TO-DO LIST
(A) Rewrite the stored items rows from the first one through the line containing "chevron-right-icon: › (1590, 440, 1596, 457)", changing "info-icon" to "details-icon" and keeping everything else the same.
(B) Carry on the account of skipping the father's retirement party from the point where it stops.

-- TEXT SECTION start --

I found myself thinking about my father yesterday.

My parents were both chemists and met while working for IBM (International Business Machines to strangers, Itty Bitty Machines to its friends and relations) -- making me and my sister "IBM brats". Mom left the company in the late 1960's to become a homemaker. Dad ended up staying with IBM for 31 years. He retired in 1991 during the summer between completion of my undergraduate degree and my start of grad school.

I found myself thinking about my Dad's retirement party that summer. My Mom very much wanted by my sister and I to go. Neither of us did. I'm still divided on the whole issue, twelve years later.

On the one hand, as my Mom puts it, it would have been good to see the respect accorded to my Dad by his colleagues. He was evidently very well thought of by the people he worked with. I can see why; he is a steady, industrious man for the most part, with a measure of integrity that prevented him from stepping on others. That makes him the kind of man I aspire to be -- not the guy determined to be out front, leading the pack, but, rather the sort of fellow that is be backbone of every effective organization. It would have been interesting to see a side of my Dad's life that was otherwise opaque to me.

On the other hand, his world at work was largely opaque to me. My Mom and Dad did have friends they socialized with from their days together at IBM that I got to meet, but, most of these divorced, moved, or (in some cases) died by the time my Dad retired. What my father did during the day between the time he left for work and returned was an unknown to me, with the exception of the few occasions when I got to visit on IBM "family days." That began to change once I reached adulthood -- schooling as an electrical engineer meant I finally could understand what he did for a living in some detail, and, a summer spent working for IBM manufacturing (graveyard shift!) meant that I had a better idea about what his work world was like. Still though, that retirement party would have placed me in a room full of strangers who all knew each other and my Dad, but, knew nothing about me. I'm not always the best at cocktail party chitchat in such circumstances, and I'm not sure what it would have been like.

-- TEXT SECTION end --
-- RECORDS FOR THE EXERCISE start --

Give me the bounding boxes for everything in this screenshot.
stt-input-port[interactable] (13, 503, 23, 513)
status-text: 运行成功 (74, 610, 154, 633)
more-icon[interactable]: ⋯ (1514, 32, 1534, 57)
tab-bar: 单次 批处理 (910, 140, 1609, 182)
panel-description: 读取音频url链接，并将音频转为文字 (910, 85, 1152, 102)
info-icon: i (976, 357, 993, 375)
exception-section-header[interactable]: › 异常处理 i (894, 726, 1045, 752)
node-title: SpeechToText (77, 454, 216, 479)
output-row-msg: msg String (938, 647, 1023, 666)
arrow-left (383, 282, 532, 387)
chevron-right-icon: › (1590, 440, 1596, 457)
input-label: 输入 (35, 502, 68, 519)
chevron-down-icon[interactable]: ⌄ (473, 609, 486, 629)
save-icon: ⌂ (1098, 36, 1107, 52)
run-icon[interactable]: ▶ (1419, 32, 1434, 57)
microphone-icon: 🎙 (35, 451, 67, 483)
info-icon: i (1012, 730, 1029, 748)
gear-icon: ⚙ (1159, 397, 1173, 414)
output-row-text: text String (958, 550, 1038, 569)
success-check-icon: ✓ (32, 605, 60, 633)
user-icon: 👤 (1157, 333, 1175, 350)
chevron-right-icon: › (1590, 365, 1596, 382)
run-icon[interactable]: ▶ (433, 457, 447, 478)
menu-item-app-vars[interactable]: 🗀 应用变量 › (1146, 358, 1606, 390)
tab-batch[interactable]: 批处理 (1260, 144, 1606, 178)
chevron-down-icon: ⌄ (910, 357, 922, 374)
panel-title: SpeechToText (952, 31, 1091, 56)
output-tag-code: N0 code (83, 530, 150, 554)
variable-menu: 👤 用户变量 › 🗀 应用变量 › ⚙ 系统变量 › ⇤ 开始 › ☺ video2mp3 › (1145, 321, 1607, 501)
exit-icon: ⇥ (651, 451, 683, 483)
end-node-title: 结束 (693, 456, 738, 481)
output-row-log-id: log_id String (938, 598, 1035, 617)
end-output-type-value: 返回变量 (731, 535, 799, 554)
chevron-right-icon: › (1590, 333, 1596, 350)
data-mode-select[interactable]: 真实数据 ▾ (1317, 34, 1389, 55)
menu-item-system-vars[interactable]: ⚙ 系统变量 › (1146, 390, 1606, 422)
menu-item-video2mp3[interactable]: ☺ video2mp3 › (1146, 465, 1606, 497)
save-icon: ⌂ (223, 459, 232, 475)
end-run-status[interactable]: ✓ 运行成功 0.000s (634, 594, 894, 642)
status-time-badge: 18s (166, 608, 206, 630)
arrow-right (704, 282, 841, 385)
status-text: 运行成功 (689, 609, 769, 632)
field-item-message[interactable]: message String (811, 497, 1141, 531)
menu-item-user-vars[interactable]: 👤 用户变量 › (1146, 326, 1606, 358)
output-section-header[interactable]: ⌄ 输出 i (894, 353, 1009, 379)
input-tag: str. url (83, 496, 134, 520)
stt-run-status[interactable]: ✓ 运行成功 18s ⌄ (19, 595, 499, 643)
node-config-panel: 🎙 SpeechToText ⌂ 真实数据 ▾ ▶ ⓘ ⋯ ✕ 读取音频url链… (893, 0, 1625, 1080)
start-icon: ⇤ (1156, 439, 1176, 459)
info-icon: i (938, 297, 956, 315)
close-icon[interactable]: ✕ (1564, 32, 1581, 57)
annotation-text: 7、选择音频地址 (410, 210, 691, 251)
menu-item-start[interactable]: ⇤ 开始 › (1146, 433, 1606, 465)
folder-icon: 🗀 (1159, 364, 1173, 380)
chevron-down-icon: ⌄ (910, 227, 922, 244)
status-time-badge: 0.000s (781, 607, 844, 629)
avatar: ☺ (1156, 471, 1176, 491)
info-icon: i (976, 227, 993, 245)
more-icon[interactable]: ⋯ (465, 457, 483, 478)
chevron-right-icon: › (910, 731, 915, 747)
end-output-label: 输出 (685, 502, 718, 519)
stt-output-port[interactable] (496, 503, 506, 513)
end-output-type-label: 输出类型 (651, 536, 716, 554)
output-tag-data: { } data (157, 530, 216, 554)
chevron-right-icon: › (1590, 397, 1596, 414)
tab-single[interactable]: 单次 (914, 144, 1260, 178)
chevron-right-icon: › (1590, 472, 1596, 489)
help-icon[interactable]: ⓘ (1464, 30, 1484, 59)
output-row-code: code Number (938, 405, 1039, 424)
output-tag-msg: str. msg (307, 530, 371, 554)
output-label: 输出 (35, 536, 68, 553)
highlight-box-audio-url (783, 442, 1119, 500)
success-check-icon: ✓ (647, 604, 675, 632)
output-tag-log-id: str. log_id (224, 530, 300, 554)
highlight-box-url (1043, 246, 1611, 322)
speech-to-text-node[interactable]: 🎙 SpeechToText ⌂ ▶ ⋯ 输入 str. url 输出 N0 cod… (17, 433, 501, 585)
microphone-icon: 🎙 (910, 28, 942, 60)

-- RECORDS FOR THE EXERCISE end --

THE RESPONSES
(A)
Give me the bounding boxes for everything in this screenshot.
stt-input-port[interactable] (13, 503, 23, 513)
status-text: 运行成功 (74, 610, 154, 633)
more-icon[interactable]: ⋯ (1514, 32, 1534, 57)
tab-bar: 单次 批处理 (910, 140, 1609, 182)
panel-description: 读取音频url链接，并将音频转为文字 (910, 85, 1152, 102)
details-icon: i (976, 357, 993, 375)
exception-section-header[interactable]: › 异常处理 i (894, 726, 1045, 752)
node-title: SpeechToText (77, 454, 216, 479)
output-row-msg: msg String (938, 647, 1023, 666)
arrow-left (383, 282, 532, 387)
chevron-right-icon: › (1590, 440, 1596, 457)

(B)
My feelings have swung back and forth on this issue. At one point during the mid-90's, I was feeling cut off from where I had come from and fuzzy on my own sense of self-identity. That made me think about all the things I didn't know about my father, and, how I'd not taken opportunities to know him better. Later, my sense of self was repaired and my desire to know more about my Dad became less immediate, and my attitude has been more "wait, see, and learn."

I thought of all this because my current work life is very much walled off from my non-work life. I work with a good bunch of people, but, we don't socialize together much. Most of the folks I work with are in their 30's with wives and 2-3 small children. Leaving work means running home to them, not out with "the boys/girls from the office" to have a drink or what-have you.

Does this mean that when I retire, my son/daughter won't go to my retirement party? I don't know... but that does seem karmically just somehow.

said drgeek on 2003-05-08 at 3:34 p.m.